**TASK BRIEF**
In the material below, find all lines with the string "分层开挖" and copy them.

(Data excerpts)
-*-*-

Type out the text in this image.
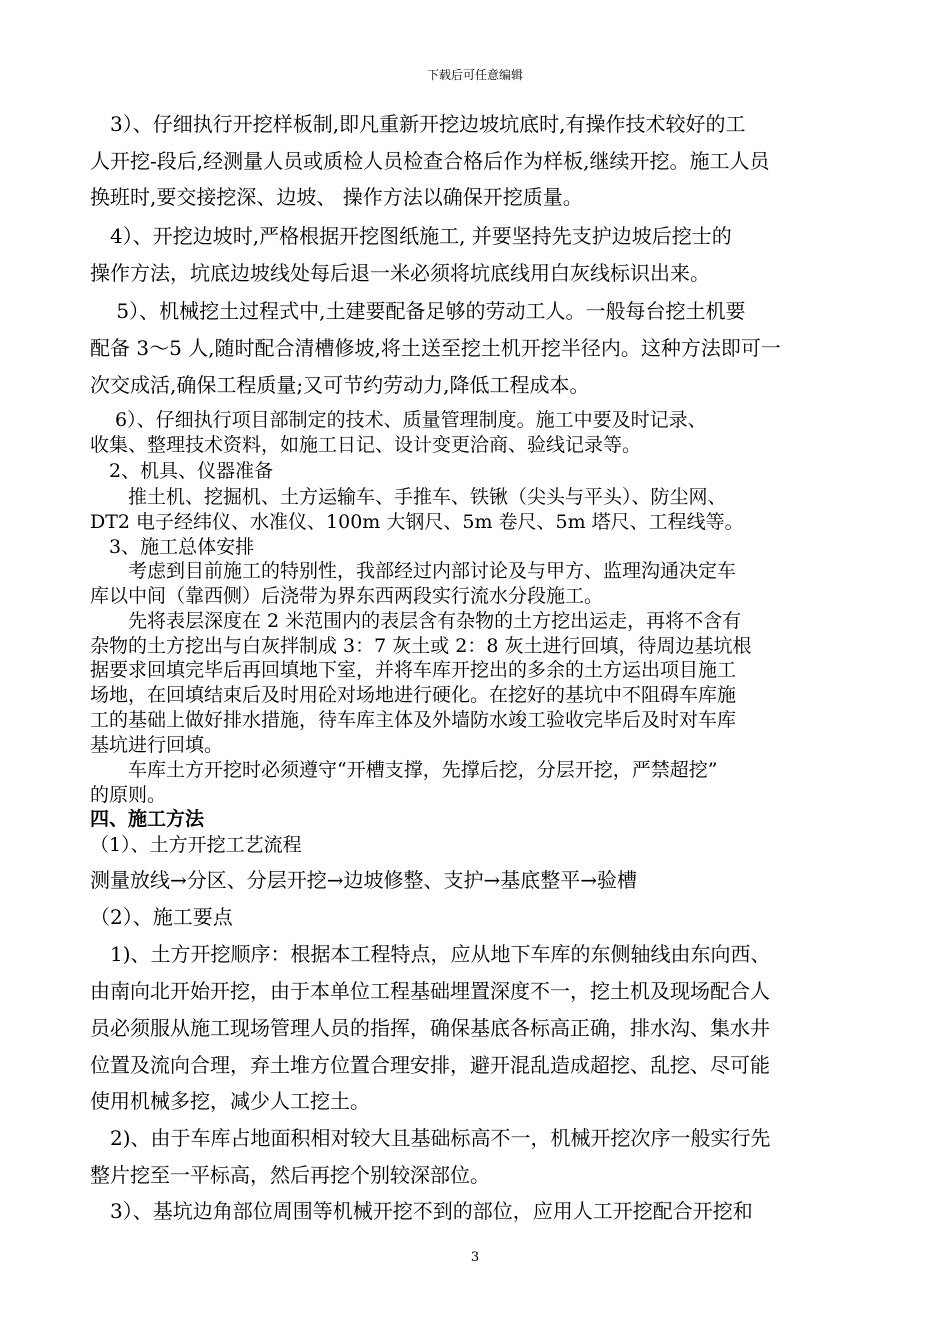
下载后可任意编辑
　3）、仔细执行开挖样板制,即凡重新开挖边坡坑底时,有操作技术较好的工
人开挖-段后,经测量人员或质检人员检查合格后作为样板,继续开挖。施工人员
换班时,要交接挖深、边坡、 操作方法以确保开挖质量。
　4）、开挖边坡时,严格根据开挖图纸施工, 并要坚持先支护边坡后挖士的
操作方法，坑底边坡线处每后退一米必须将坑底线用白灰线标识出来。
　 5）、机械挖土过程式中,土建要配备足够的劳动工人。一般每台挖土机要
配备 3～5 人,随时配合清槽修坡,将土送至挖土机开挖半径内。这种方法即可一
次交成活,确保工程质量;又可节约劳动力,降低工程成本。
　 6）、仔细执行项目部制定的技术、质量管理制度。施工中要及时记录、
收集、整理技术资料，如施工日记、设计变更洽商、验线记录等。
　2、机具、仪器准备
　　推土机、挖掘机、土方运输车、手推车、铁锹（尖头与平头）、防尘网、
DT2 电子经纬仪、水准仪、100m 大钢尺、5m 卷尺、5m 塔尺、工程线等。
　3、施工总体安排
　　考虑到目前施工的特别性，我部经过内部讨论及与甲方、监理沟通决定车
库以中间（靠西侧）后浇带为界东西两段实行流水分段施工。
　　先将表层深度在 2 米范围内的表层含有杂物的土方挖出运走，再将不含有
杂物的土方挖出与白灰拌制成 3：7 灰土或 2：8 灰土进行回填，待周边基坑根
据要求回填完毕后再回填地下室，并将车库开挖出的多余的土方运出项目施工
场地，在回填结束后及时用砼对场地进行硬化。在挖好的基坑中不阻碍车库施
工的基础上做好排水措施，待车库主体及外墙防水竣工验收完毕后及时对车库
基坑进行回填。
　　车库土方开挖时必须遵守“开槽支撑，先撑后挖，分层开挖，严禁超挖”
的原则。
四、施工方法
（1）、土方开挖工艺流程
测量放线→分区、分层开挖→边坡修整、支护→基底整平→验槽
（2）、施工要点
　1)、土方开挖顺序：根据本工程特点，应从地下车库的东侧轴线由东向西、
由南向北开始开挖，由于本单位工程基础埋置深度不一，挖土机及现场配合人
员必须服从施工现场管理人员的指挥，确保基底各标高正确，排水沟、集水井
位置及流向合理，弃土堆方位置合理安排，避开混乱造成超挖、乱挖、尽可能
使用机械多挖，减少人工挖土。
　2)、由于车库占地面积相对较大且基础标高不一，机械开挖次序一般实行先
整片挖至一平标高，然后再挖个别较深部位。
　3）、基坑边角部位周围等机械开挖不到的部位，应用人工开挖配合开挖和
3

-*-*-

**TASK RESULT**
　　车库土方开挖时必须遵守“开槽支撑，先撑后挖，分层开挖，严禁超挖”
测量放线→分区、分层开挖→边坡修整、支护→基底整平→验槽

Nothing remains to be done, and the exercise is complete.